Task to complete: Gather from the material every line that contains the string "this".

(Data entries)
****************

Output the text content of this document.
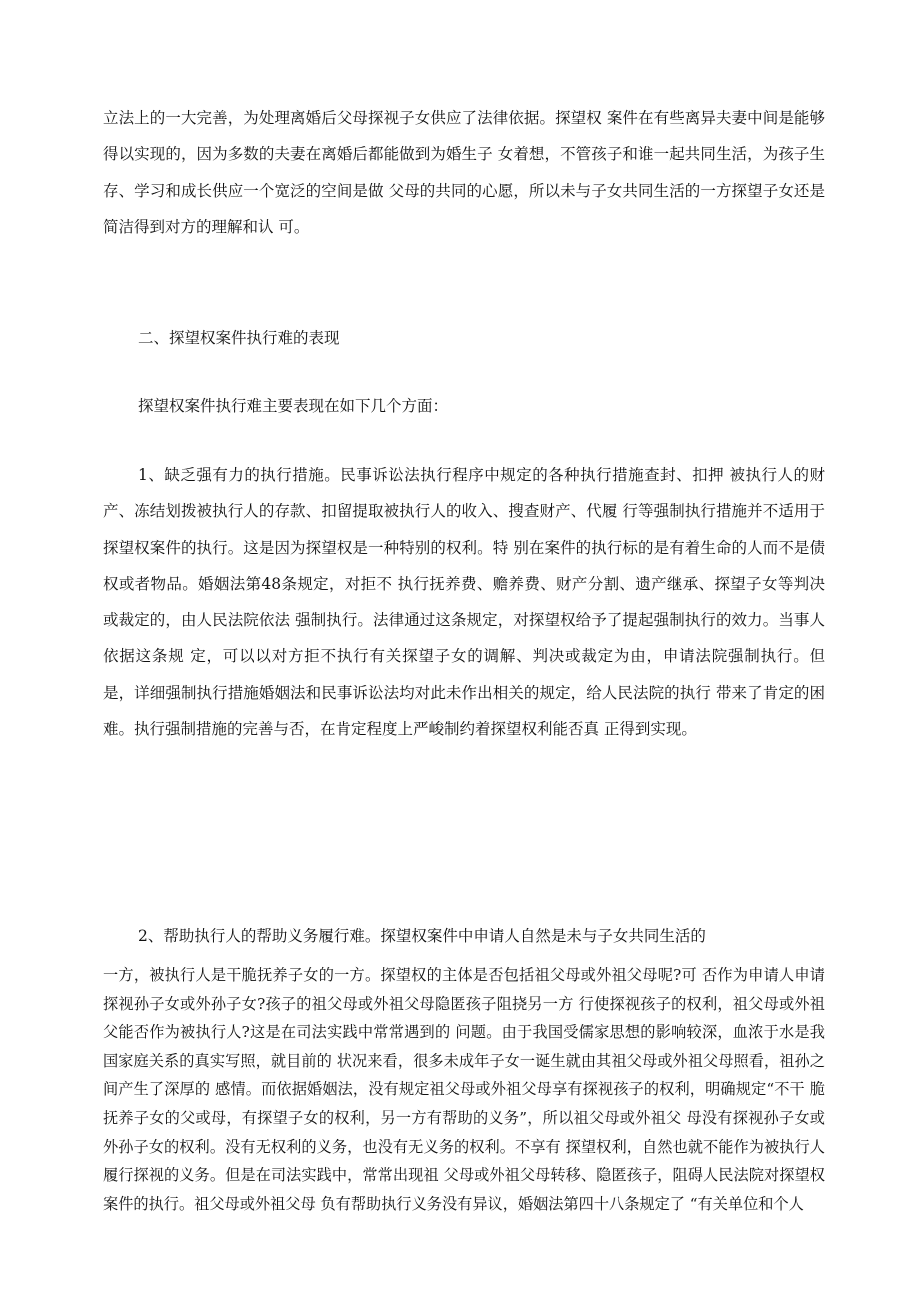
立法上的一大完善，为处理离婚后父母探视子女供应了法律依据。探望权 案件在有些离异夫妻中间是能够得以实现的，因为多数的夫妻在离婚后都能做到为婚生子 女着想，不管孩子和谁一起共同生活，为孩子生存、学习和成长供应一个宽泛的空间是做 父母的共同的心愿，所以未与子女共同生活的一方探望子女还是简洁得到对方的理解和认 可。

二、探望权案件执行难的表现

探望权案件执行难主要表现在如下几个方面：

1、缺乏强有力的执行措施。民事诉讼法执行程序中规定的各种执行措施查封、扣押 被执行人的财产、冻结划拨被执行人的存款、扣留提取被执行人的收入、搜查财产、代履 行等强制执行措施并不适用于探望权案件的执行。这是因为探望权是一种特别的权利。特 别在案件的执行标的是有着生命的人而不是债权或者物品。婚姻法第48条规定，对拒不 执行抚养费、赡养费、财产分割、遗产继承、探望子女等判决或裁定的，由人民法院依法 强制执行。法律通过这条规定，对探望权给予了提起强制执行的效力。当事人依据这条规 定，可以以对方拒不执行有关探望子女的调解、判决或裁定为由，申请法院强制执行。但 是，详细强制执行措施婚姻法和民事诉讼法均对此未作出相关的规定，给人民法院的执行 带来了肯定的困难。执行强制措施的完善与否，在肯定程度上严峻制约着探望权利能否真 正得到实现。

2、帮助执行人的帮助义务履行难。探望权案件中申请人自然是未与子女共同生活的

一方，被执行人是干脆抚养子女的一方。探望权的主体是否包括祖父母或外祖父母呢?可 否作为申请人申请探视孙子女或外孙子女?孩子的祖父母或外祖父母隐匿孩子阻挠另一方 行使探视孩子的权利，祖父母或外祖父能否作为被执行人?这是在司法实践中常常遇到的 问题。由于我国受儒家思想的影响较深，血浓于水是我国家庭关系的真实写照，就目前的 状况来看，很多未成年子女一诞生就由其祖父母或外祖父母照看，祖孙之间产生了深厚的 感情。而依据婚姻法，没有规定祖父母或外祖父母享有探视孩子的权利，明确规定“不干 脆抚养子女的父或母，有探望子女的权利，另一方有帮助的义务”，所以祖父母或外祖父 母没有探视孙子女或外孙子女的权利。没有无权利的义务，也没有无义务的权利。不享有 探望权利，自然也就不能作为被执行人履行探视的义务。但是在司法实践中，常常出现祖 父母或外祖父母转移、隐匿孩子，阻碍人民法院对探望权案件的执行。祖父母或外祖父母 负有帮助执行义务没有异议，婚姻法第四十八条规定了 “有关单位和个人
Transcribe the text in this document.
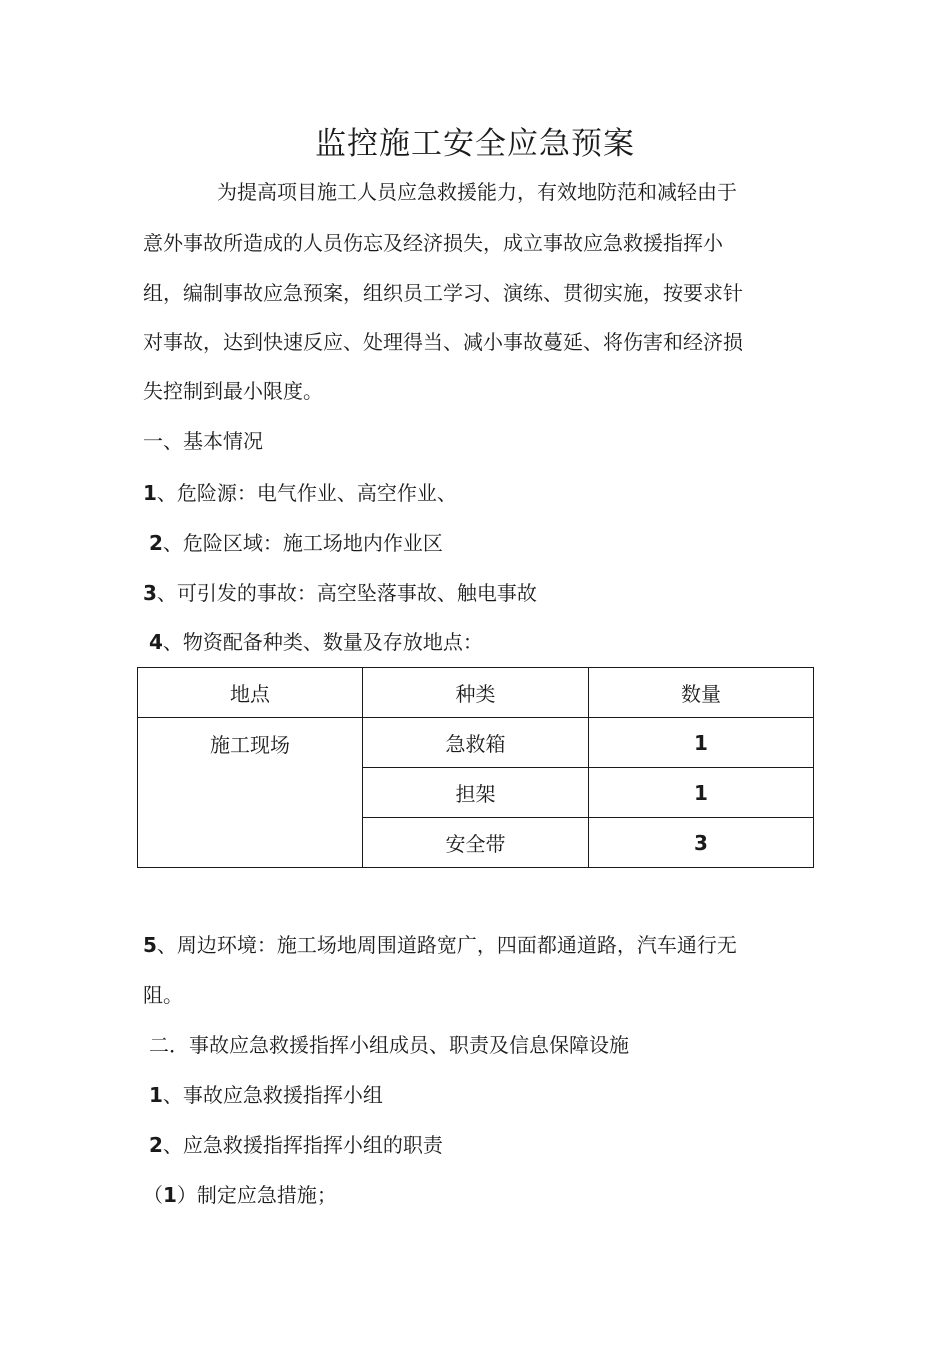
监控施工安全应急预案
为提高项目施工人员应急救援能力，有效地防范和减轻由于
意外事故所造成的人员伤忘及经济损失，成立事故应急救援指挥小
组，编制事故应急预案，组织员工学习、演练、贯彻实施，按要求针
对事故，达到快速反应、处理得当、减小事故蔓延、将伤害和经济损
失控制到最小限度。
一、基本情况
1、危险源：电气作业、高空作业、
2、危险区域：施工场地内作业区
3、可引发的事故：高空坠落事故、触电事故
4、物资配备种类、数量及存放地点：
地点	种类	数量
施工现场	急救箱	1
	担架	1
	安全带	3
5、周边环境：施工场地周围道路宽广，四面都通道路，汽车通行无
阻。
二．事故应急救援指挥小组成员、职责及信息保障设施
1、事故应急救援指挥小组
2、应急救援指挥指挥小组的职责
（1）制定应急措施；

****************

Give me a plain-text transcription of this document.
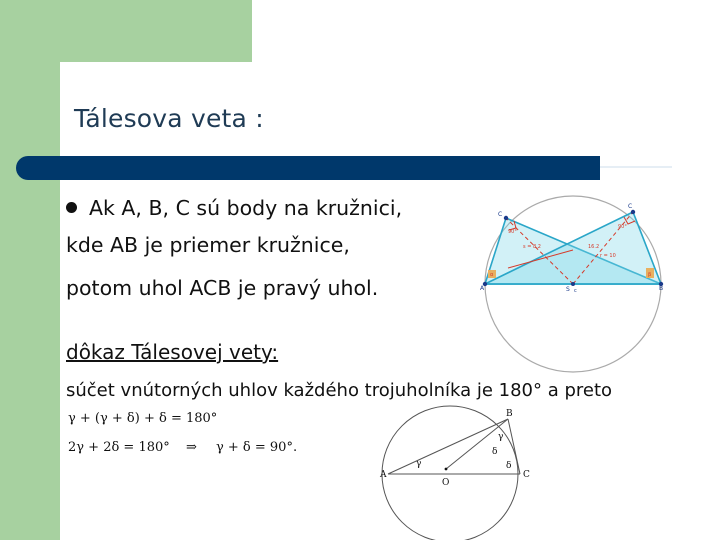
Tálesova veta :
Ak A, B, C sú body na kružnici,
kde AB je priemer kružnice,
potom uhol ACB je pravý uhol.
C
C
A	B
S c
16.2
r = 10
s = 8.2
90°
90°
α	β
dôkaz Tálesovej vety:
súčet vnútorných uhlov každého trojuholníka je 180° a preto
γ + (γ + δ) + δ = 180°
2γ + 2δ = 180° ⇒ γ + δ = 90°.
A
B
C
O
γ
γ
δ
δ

****************

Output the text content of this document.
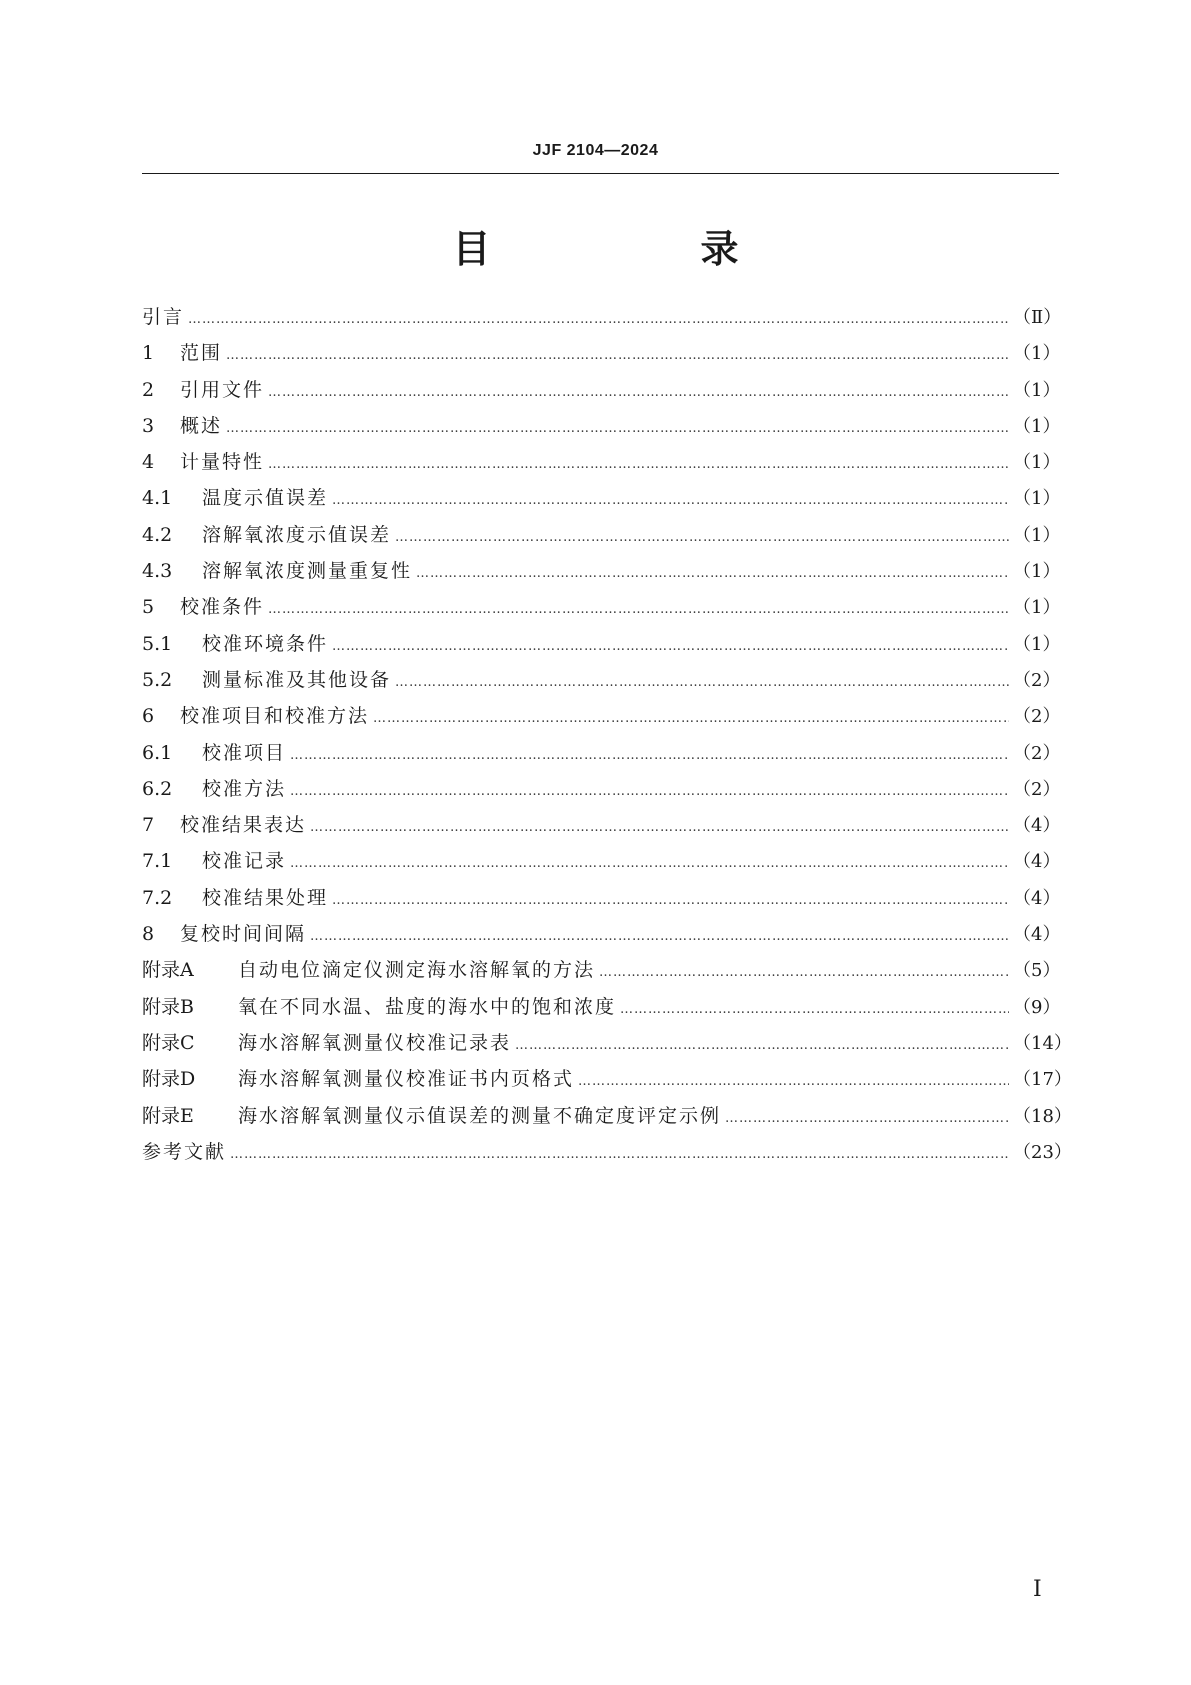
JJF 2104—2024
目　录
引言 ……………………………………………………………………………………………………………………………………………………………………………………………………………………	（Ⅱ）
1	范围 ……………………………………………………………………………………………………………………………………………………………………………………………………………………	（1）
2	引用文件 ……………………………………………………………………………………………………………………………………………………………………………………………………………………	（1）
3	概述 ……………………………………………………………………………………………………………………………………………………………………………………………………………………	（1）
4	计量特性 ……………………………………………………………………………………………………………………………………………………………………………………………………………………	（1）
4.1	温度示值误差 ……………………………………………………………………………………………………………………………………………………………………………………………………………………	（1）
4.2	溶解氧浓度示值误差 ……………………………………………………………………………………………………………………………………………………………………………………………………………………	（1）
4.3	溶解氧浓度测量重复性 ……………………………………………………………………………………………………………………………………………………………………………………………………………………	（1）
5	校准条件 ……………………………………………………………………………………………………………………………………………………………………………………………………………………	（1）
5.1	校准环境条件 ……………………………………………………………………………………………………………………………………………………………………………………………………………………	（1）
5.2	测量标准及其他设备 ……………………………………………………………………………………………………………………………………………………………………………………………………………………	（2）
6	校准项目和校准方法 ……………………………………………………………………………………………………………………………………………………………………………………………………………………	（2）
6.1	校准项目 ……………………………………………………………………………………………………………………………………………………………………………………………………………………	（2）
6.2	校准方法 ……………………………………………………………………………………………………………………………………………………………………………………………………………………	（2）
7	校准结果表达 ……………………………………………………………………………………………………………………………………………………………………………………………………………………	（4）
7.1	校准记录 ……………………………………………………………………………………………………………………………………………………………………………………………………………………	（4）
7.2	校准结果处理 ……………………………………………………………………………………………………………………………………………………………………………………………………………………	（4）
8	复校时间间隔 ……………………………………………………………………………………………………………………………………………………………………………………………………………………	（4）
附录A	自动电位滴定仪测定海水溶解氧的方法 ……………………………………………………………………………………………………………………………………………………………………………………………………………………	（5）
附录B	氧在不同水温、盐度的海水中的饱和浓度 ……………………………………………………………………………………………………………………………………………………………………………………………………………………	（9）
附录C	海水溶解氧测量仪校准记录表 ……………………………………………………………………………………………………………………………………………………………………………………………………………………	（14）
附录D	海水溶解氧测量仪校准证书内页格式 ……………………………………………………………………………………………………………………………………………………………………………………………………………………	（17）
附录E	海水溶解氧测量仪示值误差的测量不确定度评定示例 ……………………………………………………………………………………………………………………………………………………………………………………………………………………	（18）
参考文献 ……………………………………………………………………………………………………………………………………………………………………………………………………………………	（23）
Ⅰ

****************

Problem solution:
Output the text content of this document.
Transcribe the text in this document.
Give me a plain-text transcription of this document.
Output the text content of this document.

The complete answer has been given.